- RECORDS FOR THIS TASK:
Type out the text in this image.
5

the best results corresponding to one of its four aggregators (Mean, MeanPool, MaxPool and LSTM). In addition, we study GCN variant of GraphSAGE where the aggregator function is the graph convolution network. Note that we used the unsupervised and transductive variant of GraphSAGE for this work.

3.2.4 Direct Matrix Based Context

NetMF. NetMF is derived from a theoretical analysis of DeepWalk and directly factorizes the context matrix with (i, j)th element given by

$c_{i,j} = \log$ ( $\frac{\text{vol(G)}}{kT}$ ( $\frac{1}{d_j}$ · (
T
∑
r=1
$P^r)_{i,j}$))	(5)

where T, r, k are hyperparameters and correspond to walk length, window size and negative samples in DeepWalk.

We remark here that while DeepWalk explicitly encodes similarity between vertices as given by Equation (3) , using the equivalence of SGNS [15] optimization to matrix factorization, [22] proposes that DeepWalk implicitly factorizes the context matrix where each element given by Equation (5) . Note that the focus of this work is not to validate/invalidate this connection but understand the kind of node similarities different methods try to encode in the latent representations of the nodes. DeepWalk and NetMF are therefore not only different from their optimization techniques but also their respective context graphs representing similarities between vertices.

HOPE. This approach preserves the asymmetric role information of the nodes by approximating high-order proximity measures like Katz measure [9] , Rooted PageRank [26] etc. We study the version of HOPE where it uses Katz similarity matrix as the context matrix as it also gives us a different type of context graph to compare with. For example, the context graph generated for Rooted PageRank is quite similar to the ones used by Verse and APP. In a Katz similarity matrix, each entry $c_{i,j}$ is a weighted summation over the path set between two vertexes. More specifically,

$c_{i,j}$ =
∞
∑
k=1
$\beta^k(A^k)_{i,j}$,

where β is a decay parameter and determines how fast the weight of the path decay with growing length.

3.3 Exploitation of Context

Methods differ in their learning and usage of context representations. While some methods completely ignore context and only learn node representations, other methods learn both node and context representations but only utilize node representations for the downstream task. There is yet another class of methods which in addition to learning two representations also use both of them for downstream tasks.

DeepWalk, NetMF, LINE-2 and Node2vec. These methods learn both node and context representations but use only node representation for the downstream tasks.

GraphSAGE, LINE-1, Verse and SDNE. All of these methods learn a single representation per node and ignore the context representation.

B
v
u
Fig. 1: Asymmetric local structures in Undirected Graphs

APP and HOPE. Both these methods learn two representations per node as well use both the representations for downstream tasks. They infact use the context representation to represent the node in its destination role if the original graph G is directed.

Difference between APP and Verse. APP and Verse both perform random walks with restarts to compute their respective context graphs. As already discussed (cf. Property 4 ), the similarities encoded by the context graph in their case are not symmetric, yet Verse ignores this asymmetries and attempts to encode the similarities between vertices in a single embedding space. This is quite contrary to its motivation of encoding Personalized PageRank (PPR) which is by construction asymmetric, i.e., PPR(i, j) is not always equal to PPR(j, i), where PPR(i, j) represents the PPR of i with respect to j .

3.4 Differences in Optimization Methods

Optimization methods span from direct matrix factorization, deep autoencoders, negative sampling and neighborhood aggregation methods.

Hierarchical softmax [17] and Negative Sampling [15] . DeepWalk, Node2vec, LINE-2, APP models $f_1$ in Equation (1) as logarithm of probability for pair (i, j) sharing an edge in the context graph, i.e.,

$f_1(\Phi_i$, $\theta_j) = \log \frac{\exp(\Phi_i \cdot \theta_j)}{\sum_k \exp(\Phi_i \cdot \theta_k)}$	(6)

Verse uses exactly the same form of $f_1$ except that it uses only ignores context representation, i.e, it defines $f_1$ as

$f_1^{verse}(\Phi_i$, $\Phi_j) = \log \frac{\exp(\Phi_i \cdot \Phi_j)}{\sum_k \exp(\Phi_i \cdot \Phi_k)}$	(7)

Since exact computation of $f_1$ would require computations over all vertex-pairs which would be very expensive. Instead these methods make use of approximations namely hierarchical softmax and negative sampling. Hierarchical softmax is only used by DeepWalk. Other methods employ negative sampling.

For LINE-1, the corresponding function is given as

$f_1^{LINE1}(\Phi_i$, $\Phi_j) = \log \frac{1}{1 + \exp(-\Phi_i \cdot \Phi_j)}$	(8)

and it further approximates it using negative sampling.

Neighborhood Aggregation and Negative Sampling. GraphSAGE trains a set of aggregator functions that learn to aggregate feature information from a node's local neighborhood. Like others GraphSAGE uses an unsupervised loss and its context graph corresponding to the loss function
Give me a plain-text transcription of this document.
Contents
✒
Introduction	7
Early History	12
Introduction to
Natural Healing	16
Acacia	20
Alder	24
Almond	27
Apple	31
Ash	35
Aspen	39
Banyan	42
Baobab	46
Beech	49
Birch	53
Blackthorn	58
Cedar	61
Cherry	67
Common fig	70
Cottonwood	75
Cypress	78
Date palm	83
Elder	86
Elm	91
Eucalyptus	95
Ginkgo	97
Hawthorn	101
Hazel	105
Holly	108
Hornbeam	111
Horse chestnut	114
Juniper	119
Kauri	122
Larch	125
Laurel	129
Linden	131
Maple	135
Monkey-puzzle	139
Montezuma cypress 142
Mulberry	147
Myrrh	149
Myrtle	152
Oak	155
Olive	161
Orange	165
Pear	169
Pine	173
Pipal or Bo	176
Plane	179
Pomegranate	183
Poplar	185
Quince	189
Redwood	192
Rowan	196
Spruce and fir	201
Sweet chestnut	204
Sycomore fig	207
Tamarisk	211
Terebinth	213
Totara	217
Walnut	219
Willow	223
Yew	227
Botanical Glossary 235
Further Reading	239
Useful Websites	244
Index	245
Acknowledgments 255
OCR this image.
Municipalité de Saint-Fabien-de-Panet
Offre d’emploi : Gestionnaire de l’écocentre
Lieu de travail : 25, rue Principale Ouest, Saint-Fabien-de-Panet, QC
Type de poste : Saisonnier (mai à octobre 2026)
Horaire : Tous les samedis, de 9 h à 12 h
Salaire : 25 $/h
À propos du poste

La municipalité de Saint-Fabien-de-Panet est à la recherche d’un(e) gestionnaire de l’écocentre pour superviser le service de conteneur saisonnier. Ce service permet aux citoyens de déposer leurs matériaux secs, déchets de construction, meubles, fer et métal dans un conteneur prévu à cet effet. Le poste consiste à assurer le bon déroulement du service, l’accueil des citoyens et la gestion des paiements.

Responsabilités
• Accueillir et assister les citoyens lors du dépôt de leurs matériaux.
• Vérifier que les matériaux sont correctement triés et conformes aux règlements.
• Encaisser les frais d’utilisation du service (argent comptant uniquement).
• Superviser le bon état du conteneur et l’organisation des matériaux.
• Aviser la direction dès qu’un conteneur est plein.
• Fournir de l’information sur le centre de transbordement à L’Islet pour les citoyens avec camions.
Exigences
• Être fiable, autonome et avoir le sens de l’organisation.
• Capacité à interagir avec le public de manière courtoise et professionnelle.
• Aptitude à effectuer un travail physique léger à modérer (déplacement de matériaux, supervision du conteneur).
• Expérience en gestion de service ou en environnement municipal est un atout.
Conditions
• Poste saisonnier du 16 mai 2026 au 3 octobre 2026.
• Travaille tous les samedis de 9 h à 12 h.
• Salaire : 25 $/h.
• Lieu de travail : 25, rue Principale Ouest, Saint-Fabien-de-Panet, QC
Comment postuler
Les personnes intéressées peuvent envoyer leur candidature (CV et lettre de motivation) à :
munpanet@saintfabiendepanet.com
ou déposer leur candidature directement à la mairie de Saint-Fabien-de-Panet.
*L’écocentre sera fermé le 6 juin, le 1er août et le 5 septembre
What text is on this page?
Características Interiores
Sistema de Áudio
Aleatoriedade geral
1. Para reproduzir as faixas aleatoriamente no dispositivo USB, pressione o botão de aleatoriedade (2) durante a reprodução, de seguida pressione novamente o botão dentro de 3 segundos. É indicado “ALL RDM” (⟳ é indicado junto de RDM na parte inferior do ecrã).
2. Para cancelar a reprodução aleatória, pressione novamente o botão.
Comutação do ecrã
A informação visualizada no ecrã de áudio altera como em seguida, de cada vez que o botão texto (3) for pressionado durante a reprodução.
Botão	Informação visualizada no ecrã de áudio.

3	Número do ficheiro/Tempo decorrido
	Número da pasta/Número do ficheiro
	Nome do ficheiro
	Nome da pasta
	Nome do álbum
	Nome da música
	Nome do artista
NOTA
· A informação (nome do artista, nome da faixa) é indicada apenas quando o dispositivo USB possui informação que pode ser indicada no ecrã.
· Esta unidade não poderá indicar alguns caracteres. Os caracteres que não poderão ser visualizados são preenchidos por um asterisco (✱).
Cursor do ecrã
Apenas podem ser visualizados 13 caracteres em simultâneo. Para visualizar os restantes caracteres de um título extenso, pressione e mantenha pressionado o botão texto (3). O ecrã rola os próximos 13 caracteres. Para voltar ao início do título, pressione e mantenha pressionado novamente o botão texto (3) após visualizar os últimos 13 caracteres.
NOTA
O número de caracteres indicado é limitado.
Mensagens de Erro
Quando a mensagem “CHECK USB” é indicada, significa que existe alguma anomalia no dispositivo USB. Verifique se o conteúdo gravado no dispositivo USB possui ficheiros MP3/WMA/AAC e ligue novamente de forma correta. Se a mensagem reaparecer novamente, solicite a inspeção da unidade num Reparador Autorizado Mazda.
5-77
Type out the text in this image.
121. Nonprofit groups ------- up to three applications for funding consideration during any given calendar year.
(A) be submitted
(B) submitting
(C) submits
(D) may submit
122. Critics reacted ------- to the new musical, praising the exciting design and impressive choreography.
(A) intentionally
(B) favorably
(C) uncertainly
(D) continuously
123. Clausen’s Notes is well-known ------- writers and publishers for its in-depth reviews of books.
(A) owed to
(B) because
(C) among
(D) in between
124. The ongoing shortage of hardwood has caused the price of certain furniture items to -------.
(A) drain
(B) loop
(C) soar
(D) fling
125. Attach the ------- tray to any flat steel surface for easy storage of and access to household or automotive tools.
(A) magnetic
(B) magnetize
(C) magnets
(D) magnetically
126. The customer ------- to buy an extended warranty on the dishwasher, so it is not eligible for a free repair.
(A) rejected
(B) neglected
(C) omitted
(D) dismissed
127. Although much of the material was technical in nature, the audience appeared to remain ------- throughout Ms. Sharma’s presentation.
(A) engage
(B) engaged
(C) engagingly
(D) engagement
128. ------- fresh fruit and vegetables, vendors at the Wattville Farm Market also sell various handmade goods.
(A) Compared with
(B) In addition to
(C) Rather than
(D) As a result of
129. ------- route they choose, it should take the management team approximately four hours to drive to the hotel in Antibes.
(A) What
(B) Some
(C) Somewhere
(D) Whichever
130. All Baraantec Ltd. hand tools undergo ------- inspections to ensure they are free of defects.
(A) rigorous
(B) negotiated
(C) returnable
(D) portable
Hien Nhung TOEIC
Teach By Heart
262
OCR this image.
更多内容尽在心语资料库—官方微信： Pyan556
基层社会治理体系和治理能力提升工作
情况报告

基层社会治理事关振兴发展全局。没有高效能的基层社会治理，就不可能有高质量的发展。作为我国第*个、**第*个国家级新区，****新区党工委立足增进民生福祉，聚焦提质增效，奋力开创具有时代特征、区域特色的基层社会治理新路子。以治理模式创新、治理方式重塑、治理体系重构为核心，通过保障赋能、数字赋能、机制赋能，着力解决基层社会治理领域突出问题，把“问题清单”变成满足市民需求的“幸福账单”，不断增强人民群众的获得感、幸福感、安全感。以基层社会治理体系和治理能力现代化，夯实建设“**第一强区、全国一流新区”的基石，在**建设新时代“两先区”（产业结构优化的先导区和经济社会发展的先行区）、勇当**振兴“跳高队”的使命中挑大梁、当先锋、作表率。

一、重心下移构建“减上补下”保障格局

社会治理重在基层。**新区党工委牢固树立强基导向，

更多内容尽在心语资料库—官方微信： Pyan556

- WORK INSTRUCTIONS:
Report all lines of the data above that include the string "service".

- RESULT OF THIS TASK:
La municipalité de Saint-Fabien-de-Panet est à la recherche d’un(e) gestionnaire de l’écocentre pour superviser le service de conteneur saisonnier. Ce service permet aux citoyens de déposer leurs matériaux secs, déchets de construction, meubles, fer et métal dans un conteneur prévu à cet effet. Le poste consiste à assurer le bon déroulement du service, l’accueil des citoyens et la gestion des paiements.
• Encaisser les frais d’utilisation du service (argent comptant uniquement).
• Expérience en gestion de service ou en environnement municipal est un atout.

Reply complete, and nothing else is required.